**Challenge**
From the listing below, extract each entry exactly as written, minus the images.
━━━ Data for the task ━━━
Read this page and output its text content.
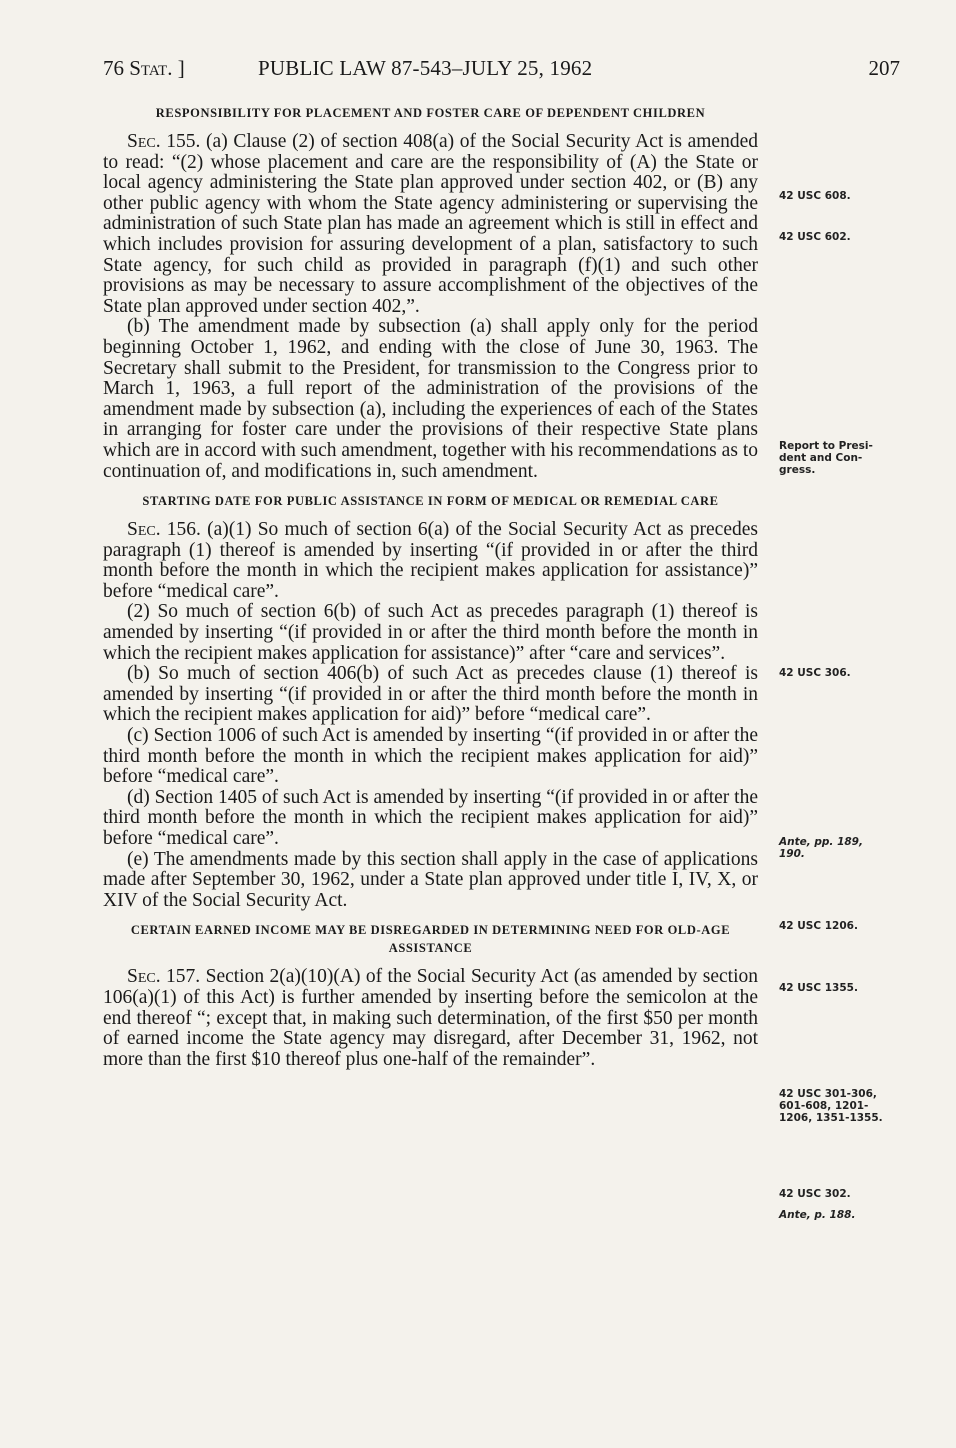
76 Stat. ]	PUBLIC LAW 87-543–JULY 25, 1962	207
RESPONSIBILITY FOR PLACEMENT AND FOSTER CARE OF DEPENDENT CHILDREN

Sec. 155. (a) Clause (2) of section 408(a) of the Social Security Act is amended to read: “(2) whose placement and care are the responsibility of (A) the State or local agency administering the State plan approved under section 402, or (B) any other public agency with whom the State agency administering or supervising the administration of such State plan has made an agreement which is still in effect and which includes provision for assuring development of a plan, satisfactory to such State agency, for such child as provided in paragraph (f)(1) and such other provisions as may be necessary to assure accomplishment of the objectives of the State plan approved under section 402,”.

(b) The amendment made by subsection (a) shall apply only for the period beginning October 1, 1962, and ending with the close of June 30, 1963. The Secretary shall submit to the President, for transmission to the Congress prior to March 1, 1963, a full report of the administration of the provisions of the amendment made by subsection (a), including the experiences of each of the States in arranging for foster care under the provisions of their respective State plans which are in accord with such amendment, together with his recommendations as to continuation of, and modifications in, such amendment.

STARTING DATE FOR PUBLIC ASSISTANCE IN FORM OF MEDICAL OR REMEDIAL CARE

Sec. 156. (a)(1) So much of section 6(a) of the Social Security Act as precedes paragraph (1) thereof is amended by inserting “(if provided in or after the third month before the month in which the recipient makes application for assistance)” before “medical care”.

(2) So much of section 6(b) of such Act as precedes paragraph (1) thereof is amended by inserting “(if provided in or after the third month before the month in which the recipient makes application for assistance)” after “care and services”.

(b) So much of section 406(b) of such Act as precedes clause (1) thereof is amended by inserting “(if provided in or after the third month before the month in which the recipient makes application for aid)” before “medical care”.

(c) Section 1006 of such Act is amended by inserting “(if provided in or after the third month before the month in which the recipient makes application for aid)” before “medical care”.

(d) Section 1405 of such Act is amended by inserting “(if provided in or after the third month before the month in which the recipient makes application for aid)” before “medical care”.

(e) The amendments made by this section shall apply in the case of applications made after September 30, 1962, under a State plan approved under title I, IV, X, or XIV of the Social Security Act.

CERTAIN EARNED INCOME MAY BE DISREGARDED IN DETERMINING NEED FOR OLD-AGE ASSISTANCE

Sec. 157. Section 2(a)(10)(A) of the Social Security Act (as amended by section 106(a)(1) of this Act) is further amended by inserting before the semicolon at the end thereof “; except that, in making such determination, of the first $50 per month of earned income the State agency may disregard, after December 31, 1962, not more than the first $10 thereof plus one-half of the remainder”.

42 USC 608.
42 USC 602.
Report to Presi- dent and Con- gress.
42 USC 306.
Ante, pp. 189, 190.
42 USC 1206.
42 USC 1355.
42 USC 301-306, 601-608, 1201- 1206, 1351-1355.
42 USC 302.
Ante, p. 188.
━━━
**Task answer**
Read this page and output its text content.
76 Stat. ]	PUBLIC LAW 87-543–JULY 25, 1962	207
RESPONSIBILITY FOR PLACEMENT AND FOSTER CARE OF DEPENDENT CHILDREN

Sec. 155. (a) Clause (2) of section 408(a) of the Social Security Act is amended to read: “(2) whose placement and care are the responsibility of (A) the State or local agency administering the State plan approved under section 402, or (B) any other public agency with whom the State agency administering or supervising the administration of such State plan has made an agreement which is still in effect and which includes provision for assuring development of a plan, satisfactory to such State agency, for such child as provided in paragraph (f)(1) and such other provisions as may be necessary to assure accomplishment of the objectives of the State plan approved under section 402,”.

(b) The amendment made by subsection (a) shall apply only for the period beginning October 1, 1962, and ending with the close of June 30, 1963. The Secretary shall submit to the President, for transmission to the Congress prior to March 1, 1963, a full report of the administration of the provisions of the amendment made by subsection (a), including the experiences of each of the States in arranging for foster care under the provisions of their respective State plans which are in accord with such amendment, together with his recommendations as to continuation of, and modifications in, such amendment.

STARTING DATE FOR PUBLIC ASSISTANCE IN FORM OF MEDICAL OR REMEDIAL CARE

Sec. 156. (a)(1) So much of section 6(a) of the Social Security Act as precedes paragraph (1) thereof is amended by inserting “(if provided in or after the third month before the month in which the recipient makes application for assistance)” before “medical care”.

(2) So much of section 6(b) of such Act as precedes paragraph (1) thereof is amended by inserting “(if provided in or after the third month before the month in which the recipient makes application for assistance)” after “care and services”.

(b) So much of section 406(b) of such Act as precedes clause (1) thereof is amended by inserting “(if provided in or after the third month before the month in which the recipient makes application for aid)” before “medical care”.

(c) Section 1006 of such Act is amended by inserting “(if provided in or after the third month before the month in which the recipient makes application for aid)” before “medical care”.

(d) Section 1405 of such Act is amended by inserting “(if provided in or after the third month before the month in which the recipient makes application for aid)” before “medical care”.

(e) The amendments made by this section shall apply in the case of applications made after September 30, 1962, under a State plan approved under title I, IV, X, or XIV of the Social Security Act.

CERTAIN EARNED INCOME MAY BE DISREGARDED IN DETERMINING NEED FOR OLD-AGE ASSISTANCE

Sec. 157. Section 2(a)(10)(A) of the Social Security Act (as amended by section 106(a)(1) of this Act) is further amended by inserting before the semicolon at the end thereof “; except that, in making such determination, of the first $50 per month of earned income the State agency may disregard, after December 31, 1962, not more than the first $10 thereof plus one-half of the remainder”.

42 USC 608.
42 USC 602.
Report to Presi- dent and Con- gress.
42 USC 306.
Ante, pp. 189, 190.
42 USC 1206.
42 USC 1355.
42 USC 301-306, 601-608, 1201- 1206, 1351-1355.
42 USC 302.
Ante, p. 188.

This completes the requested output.